TASK INPUT:
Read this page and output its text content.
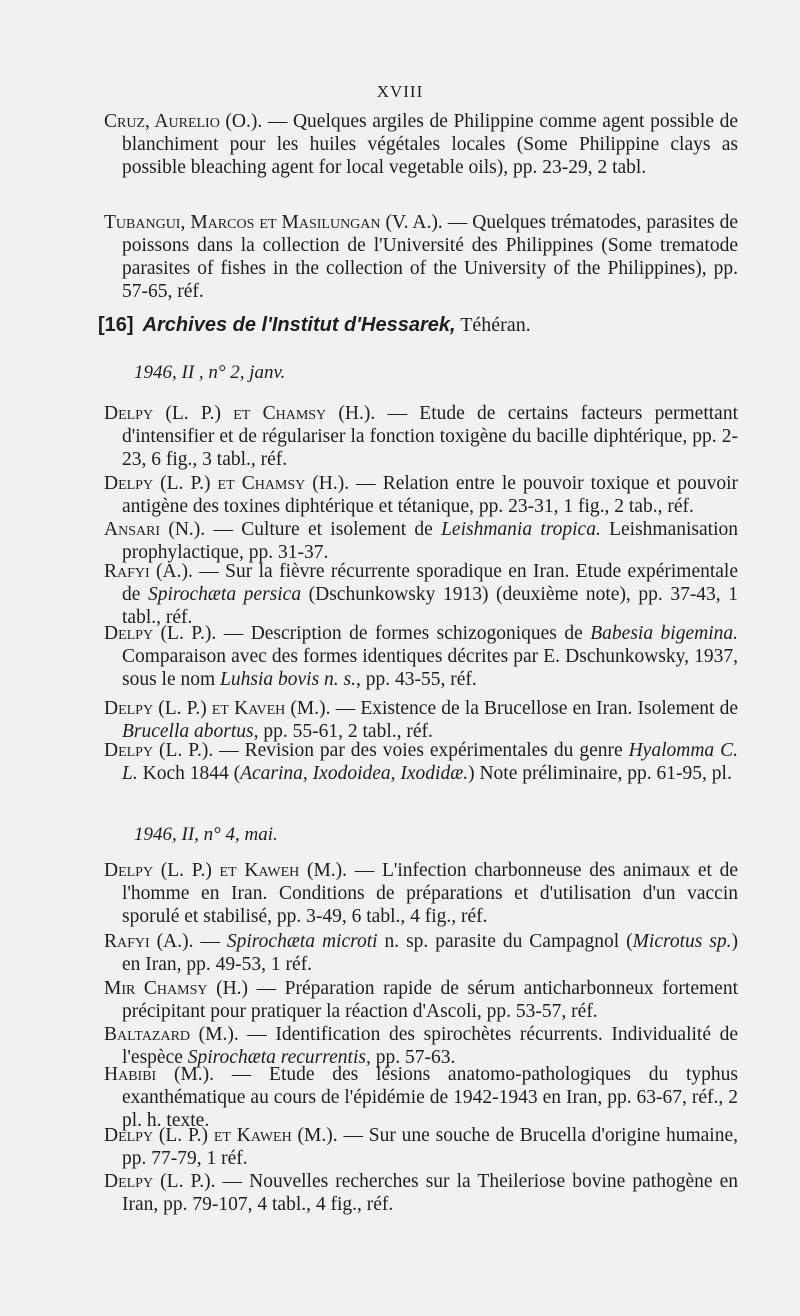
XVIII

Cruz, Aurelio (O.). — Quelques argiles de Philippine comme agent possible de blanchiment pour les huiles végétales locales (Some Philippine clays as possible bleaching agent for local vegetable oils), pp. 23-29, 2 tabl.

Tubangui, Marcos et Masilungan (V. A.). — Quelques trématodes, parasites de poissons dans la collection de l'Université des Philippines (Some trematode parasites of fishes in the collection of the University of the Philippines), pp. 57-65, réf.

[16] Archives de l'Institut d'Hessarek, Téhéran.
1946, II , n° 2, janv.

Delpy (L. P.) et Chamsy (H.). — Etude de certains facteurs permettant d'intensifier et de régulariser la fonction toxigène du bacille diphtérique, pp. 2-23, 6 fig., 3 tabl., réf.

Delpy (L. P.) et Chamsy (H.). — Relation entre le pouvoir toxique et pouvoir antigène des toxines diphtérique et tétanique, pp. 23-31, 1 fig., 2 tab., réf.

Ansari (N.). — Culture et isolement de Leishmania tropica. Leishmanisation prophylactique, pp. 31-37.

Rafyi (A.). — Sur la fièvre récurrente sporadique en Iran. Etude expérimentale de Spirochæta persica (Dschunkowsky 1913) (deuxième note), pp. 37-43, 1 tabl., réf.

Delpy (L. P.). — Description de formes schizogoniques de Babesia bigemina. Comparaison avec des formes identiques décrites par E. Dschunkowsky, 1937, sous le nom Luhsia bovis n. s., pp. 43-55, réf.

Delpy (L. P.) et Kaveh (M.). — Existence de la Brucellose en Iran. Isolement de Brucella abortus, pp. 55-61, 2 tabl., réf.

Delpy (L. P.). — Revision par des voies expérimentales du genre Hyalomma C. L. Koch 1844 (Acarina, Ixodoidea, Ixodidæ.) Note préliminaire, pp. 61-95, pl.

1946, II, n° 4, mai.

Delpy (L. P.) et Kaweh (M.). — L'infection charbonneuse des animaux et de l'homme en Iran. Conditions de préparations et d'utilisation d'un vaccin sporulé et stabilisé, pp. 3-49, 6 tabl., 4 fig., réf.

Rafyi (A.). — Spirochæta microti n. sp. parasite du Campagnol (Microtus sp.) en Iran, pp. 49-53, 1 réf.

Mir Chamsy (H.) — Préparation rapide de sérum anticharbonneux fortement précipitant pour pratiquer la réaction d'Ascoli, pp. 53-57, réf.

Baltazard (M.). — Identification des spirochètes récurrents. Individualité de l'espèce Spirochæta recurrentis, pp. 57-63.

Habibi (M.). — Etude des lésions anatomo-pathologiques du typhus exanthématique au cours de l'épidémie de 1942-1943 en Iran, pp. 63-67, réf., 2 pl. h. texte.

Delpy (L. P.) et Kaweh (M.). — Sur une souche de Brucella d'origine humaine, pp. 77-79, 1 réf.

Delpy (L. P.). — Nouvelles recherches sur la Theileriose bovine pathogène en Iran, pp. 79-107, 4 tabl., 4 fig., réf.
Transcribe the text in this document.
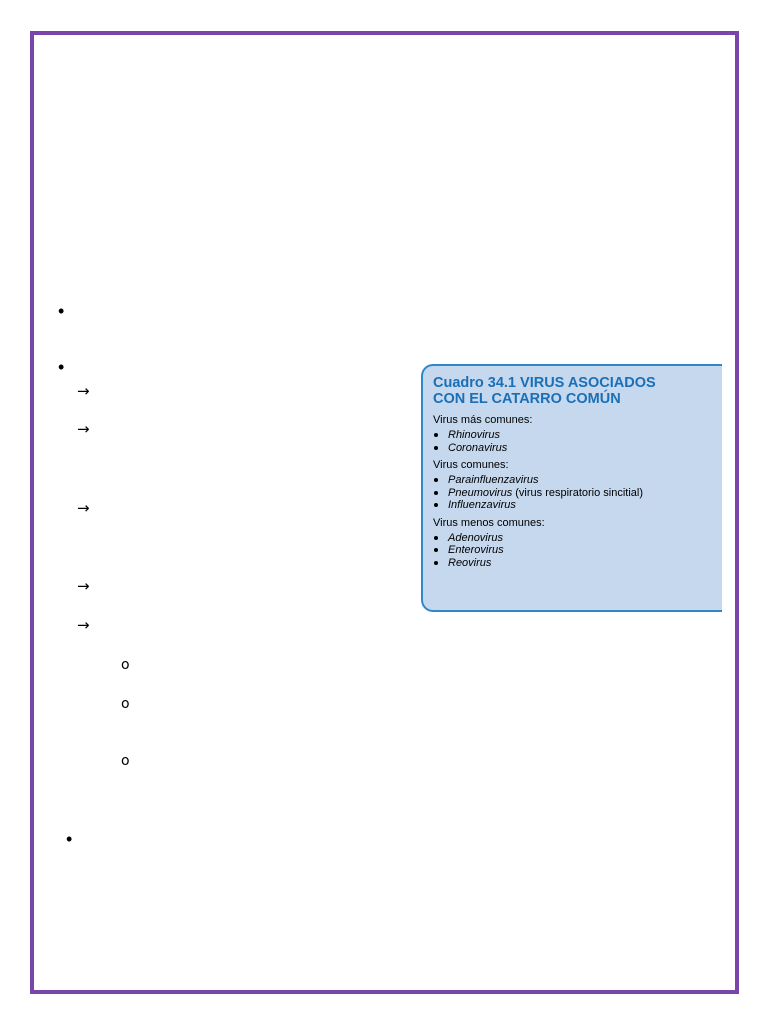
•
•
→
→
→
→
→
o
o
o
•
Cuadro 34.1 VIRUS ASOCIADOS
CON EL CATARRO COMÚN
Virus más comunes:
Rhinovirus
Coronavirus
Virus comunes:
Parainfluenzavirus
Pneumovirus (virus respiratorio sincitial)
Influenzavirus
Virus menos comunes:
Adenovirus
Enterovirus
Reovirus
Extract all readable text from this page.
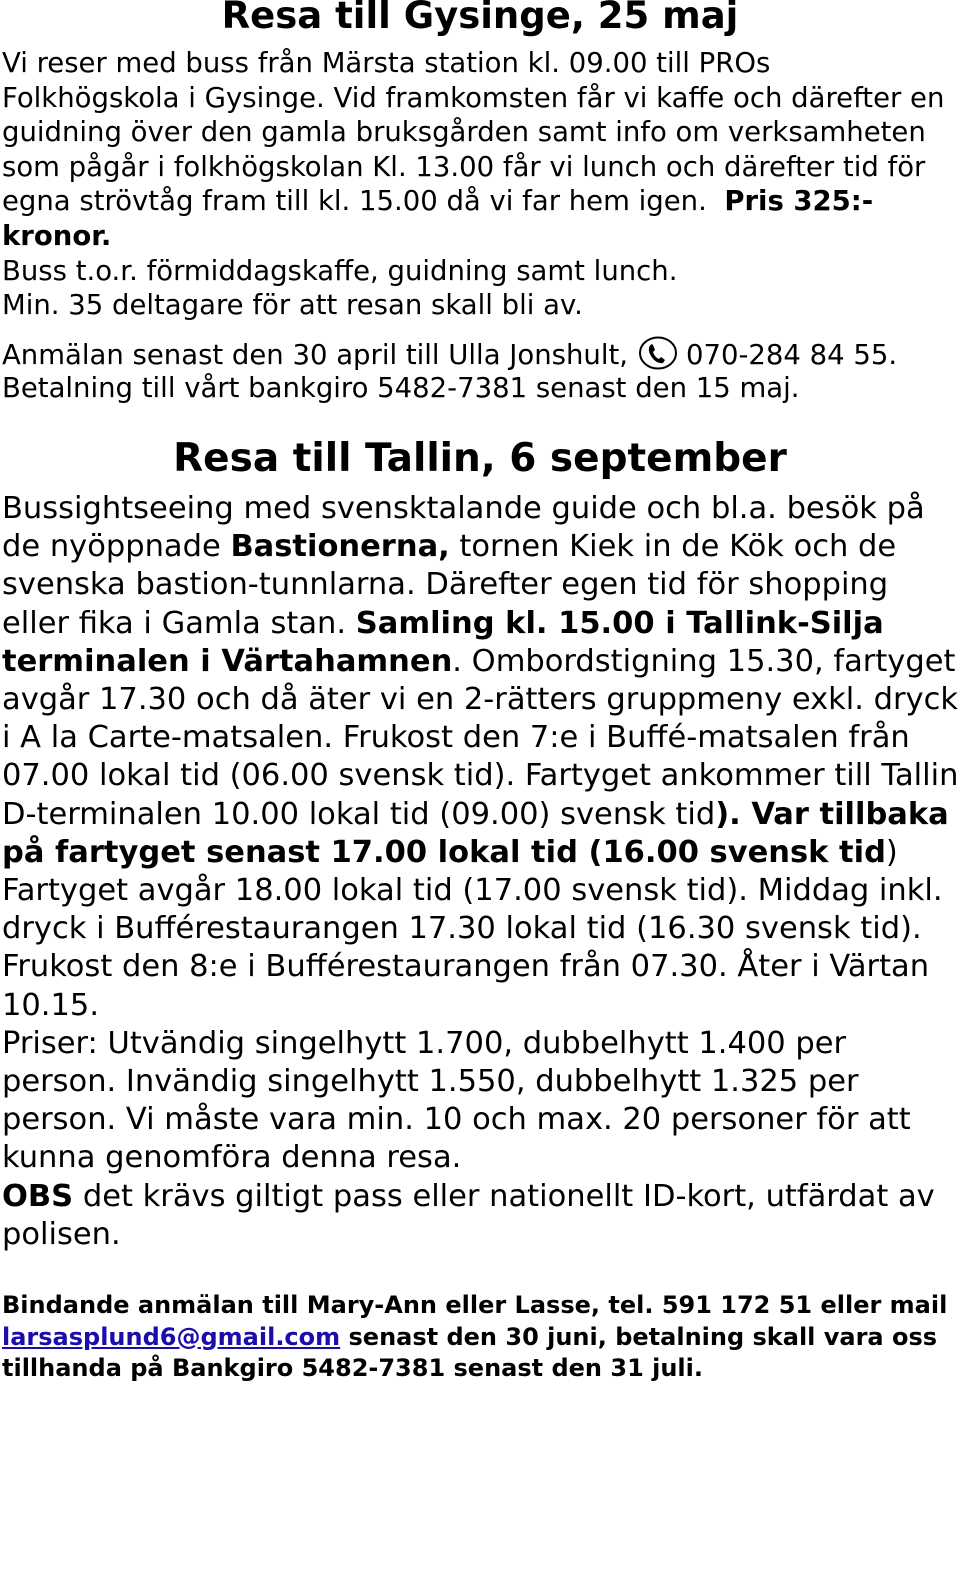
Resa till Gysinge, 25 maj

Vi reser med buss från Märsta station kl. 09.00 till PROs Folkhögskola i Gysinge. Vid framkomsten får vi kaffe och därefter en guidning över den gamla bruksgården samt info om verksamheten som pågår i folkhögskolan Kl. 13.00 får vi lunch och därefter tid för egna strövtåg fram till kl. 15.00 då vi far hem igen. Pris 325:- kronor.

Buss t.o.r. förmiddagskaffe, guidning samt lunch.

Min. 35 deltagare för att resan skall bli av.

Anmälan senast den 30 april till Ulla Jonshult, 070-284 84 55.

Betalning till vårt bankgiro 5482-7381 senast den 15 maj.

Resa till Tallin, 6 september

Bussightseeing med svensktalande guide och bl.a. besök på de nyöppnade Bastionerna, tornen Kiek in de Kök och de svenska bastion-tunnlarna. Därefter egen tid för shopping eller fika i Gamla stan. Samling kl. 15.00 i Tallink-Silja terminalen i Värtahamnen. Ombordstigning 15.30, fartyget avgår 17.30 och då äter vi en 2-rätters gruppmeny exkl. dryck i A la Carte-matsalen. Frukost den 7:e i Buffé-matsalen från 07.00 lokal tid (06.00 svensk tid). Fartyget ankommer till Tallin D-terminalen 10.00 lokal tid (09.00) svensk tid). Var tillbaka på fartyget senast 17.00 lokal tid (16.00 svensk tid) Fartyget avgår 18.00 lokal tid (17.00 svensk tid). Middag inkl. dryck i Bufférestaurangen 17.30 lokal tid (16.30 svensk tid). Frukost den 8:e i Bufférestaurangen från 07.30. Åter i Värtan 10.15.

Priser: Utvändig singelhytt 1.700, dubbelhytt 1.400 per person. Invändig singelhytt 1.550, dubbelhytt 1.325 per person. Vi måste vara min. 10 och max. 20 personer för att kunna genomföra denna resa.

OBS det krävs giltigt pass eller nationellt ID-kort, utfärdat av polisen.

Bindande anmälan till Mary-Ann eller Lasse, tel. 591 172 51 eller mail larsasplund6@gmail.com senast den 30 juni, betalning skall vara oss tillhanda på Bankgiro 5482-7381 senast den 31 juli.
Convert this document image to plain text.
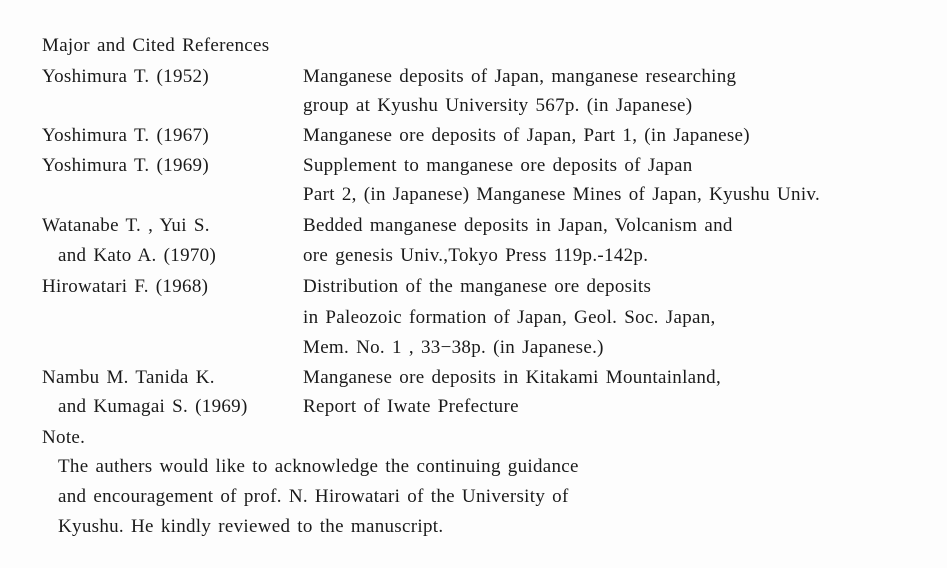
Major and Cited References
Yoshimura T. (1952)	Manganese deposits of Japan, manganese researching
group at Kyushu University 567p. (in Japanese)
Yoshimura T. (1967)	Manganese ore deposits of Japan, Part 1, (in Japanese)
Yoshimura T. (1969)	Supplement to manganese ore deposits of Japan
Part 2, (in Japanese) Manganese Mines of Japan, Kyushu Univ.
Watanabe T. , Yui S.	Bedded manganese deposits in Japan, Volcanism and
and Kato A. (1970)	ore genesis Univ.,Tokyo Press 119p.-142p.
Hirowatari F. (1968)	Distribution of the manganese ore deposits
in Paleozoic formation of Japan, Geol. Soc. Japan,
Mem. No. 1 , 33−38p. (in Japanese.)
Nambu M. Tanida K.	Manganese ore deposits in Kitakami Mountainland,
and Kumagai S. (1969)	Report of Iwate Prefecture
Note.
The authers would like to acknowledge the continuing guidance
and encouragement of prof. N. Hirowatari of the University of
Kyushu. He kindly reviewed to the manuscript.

DIRECTIONS:
Your answer should be every line above, written out exactly, with no pictures.

WORKED SOLUTION:
Read this page and output its text content.
XVIII

Cruz, Aurelio (O.). — Quelques argiles de Philippine comme agent possible de blanchiment pour les huiles végétales locales (Some Philippine clays as possible bleaching agent for local vegetable oils), pp. 23-29, 2 tabl.

Tubangui, Marcos et Masilungan (V. A.). — Quelques trématodes, parasites de poissons dans la collection de l'Université des Philippines (Some trematode parasites of fishes in the collection of the University of the Philippines), pp. 57-65, réf.

[16] Archives de l'Institut d'Hessarek, Téhéran.
1946, II , n° 2, janv.

Delpy (L. P.) et Chamsy (H.). — Etude de certains facteurs permettant d'intensifier et de régulariser la fonction toxigène du bacille diphtérique, pp. 2-23, 6 fig., 3 tabl., réf.

Delpy (L. P.) et Chamsy (H.). — Relation entre le pouvoir toxique et pouvoir antigène des toxines diphtérique et tétanique, pp. 23-31, 1 fig., 2 tab., réf.

Ansari (N.). — Culture et isolement de Leishmania tropica. Leishmanisation prophylactique, pp. 31-37.

Rafyi (A.). — Sur la fièvre récurrente sporadique en Iran. Etude expérimentale de Spirochæta persica (Dschunkowsky 1913) (deuxième note), pp. 37-43, 1 tabl., réf.

Delpy (L. P.). — Description de formes schizogoniques de Babesia bigemina. Comparaison avec des formes identiques décrites par E. Dschunkowsky, 1937, sous le nom Luhsia bovis n. s., pp. 43-55, réf.

Delpy (L. P.) et Kaveh (M.). — Existence de la Brucellose en Iran. Isolement de Brucella abortus, pp. 55-61, 2 tabl., réf.

Delpy (L. P.). — Revision par des voies expérimentales du genre Hyalomma C. L. Koch 1844 (Acarina, Ixodoidea, Ixodidæ.) Note préliminaire, pp. 61-95, pl.

1946, II, n° 4, mai.

Delpy (L. P.) et Kaweh (M.). — L'infection charbonneuse des animaux et de l'homme en Iran. Conditions de préparations et d'utilisation d'un vaccin sporulé et stabilisé, pp. 3-49, 6 tabl., 4 fig., réf.

Rafyi (A.). — Spirochæta microti n. sp. parasite du Campagnol (Microtus sp.) en Iran, pp. 49-53, 1 réf.

Mir Chamsy (H.) — Préparation rapide de sérum anticharbonneux fortement précipitant pour pratiquer la réaction d'Ascoli, pp. 53-57, réf.

Baltazard (M.). — Identification des spirochètes récurrents. Individualité de l'espèce Spirochæta recurrentis, pp. 57-63.

Habibi (M.). — Etude des lésions anatomo-pathologiques du typhus exanthématique au cours de l'épidémie de 1942-1943 en Iran, pp. 63-67, réf., 2 pl. h. texte.

Delpy (L. P.) et Kaweh (M.). — Sur une souche de Brucella d'origine humaine, pp. 77-79, 1 réf.

Delpy (L. P.). — Nouvelles recherches sur la Theileriose bovine pathogène en Iran, pp. 79-107, 4 tabl., 4 fig., réf.
Transcribe the text in this document.
•
•
→
→
→
→
→
o
o
o
•
Cuadro 34.1 VIRUS ASOCIADOS
CON EL CATARRO COMÚN
Virus más comunes:
Rhinovirus
Coronavirus
Virus comunes:
Parainfluenzavirus
Pneumovirus (virus respiratorio sincitial)
Influenzavirus
Virus menos comunes:
Adenovirus
Enterovirus
Reovirus
Extract all readable text from this page.
Resa till Gysinge, 25 maj

Vi reser med buss från Märsta station kl. 09.00 till PROs Folkhögskola i Gysinge. Vid framkomsten får vi kaffe och därefter en guidning över den gamla bruksgården samt info om verksamheten som pågår i folkhögskolan Kl. 13.00 får vi lunch och därefter tid för egna strövtåg fram till kl. 15.00 då vi far hem igen. Pris 325:- kronor.

Buss t.o.r. förmiddagskaffe, guidning samt lunch.

Min. 35 deltagare för att resan skall bli av.

Anmälan senast den 30 april till Ulla Jonshult, 070-284 84 55.

Betalning till vårt bankgiro 5482-7381 senast den 15 maj.

Resa till Tallin, 6 september

Bussightseeing med svensktalande guide och bl.a. besök på de nyöppnade Bastionerna, tornen Kiek in de Kök och de svenska bastion-tunnlarna. Därefter egen tid för shopping eller fika i Gamla stan. Samling kl. 15.00 i Tallink-Silja terminalen i Värtahamnen. Ombordstigning 15.30, fartyget avgår 17.30 och då äter vi en 2-rätters gruppmeny exkl. dryck i A la Carte-matsalen. Frukost den 7:e i Buffé-matsalen från 07.00 lokal tid (06.00 svensk tid). Fartyget ankommer till Tallin D-terminalen 10.00 lokal tid (09.00) svensk tid). Var tillbaka på fartyget senast 17.00 lokal tid (16.00 svensk tid) Fartyget avgår 18.00 lokal tid (17.00 svensk tid). Middag inkl. dryck i Bufférestaurangen 17.30 lokal tid (16.30 svensk tid). Frukost den 8:e i Bufférestaurangen från 07.30. Åter i Värtan 10.15.

Priser: Utvändig singelhytt 1.700, dubbelhytt 1.400 per person. Invändig singelhytt 1.550, dubbelhytt 1.325 per person. Vi måste vara min. 10 och max. 20 personer för att kunna genomföra denna resa.

OBS det krävs giltigt pass eller nationellt ID-kort, utfärdat av polisen.

Bindande anmälan till Mary-Ann eller Lasse, tel. 591 172 51 eller mail larsasplund6@gmail.com senast den 30 juni, betalning skall vara oss tillhanda på Bankgiro 5482-7381 senast den 31 juli.
Convert this document image to plain text.
Major and Cited References
Yoshimura T. (1952)	Manganese deposits of Japan, manganese researching
group at Kyushu University 567p. (in Japanese)
Yoshimura T. (1967)	Manganese ore deposits of Japan, Part 1, (in Japanese)
Yoshimura T. (1969)	Supplement to manganese ore deposits of Japan
Part 2, (in Japanese) Manganese Mines of Japan, Kyushu Univ.
Watanabe T. , Yui S.	Bedded manganese deposits in Japan, Volcanism and
and Kato A. (1970)	ore genesis Univ.,Tokyo Press 119p.-142p.
Hirowatari F. (1968)	Distribution of the manganese ore deposits
in Paleozoic formation of Japan, Geol. Soc. Japan,
Mem. No. 1 , 33−38p. (in Japanese.)
Nambu M. Tanida K.	Manganese ore deposits in Kitakami Mountainland,
and Kumagai S. (1969)	Report of Iwate Prefecture
Note.
The authers would like to acknowledge the continuing guidance
and encouragement of prof. N. Hirowatari of the University of
Kyushu. He kindly reviewed to the manuscript.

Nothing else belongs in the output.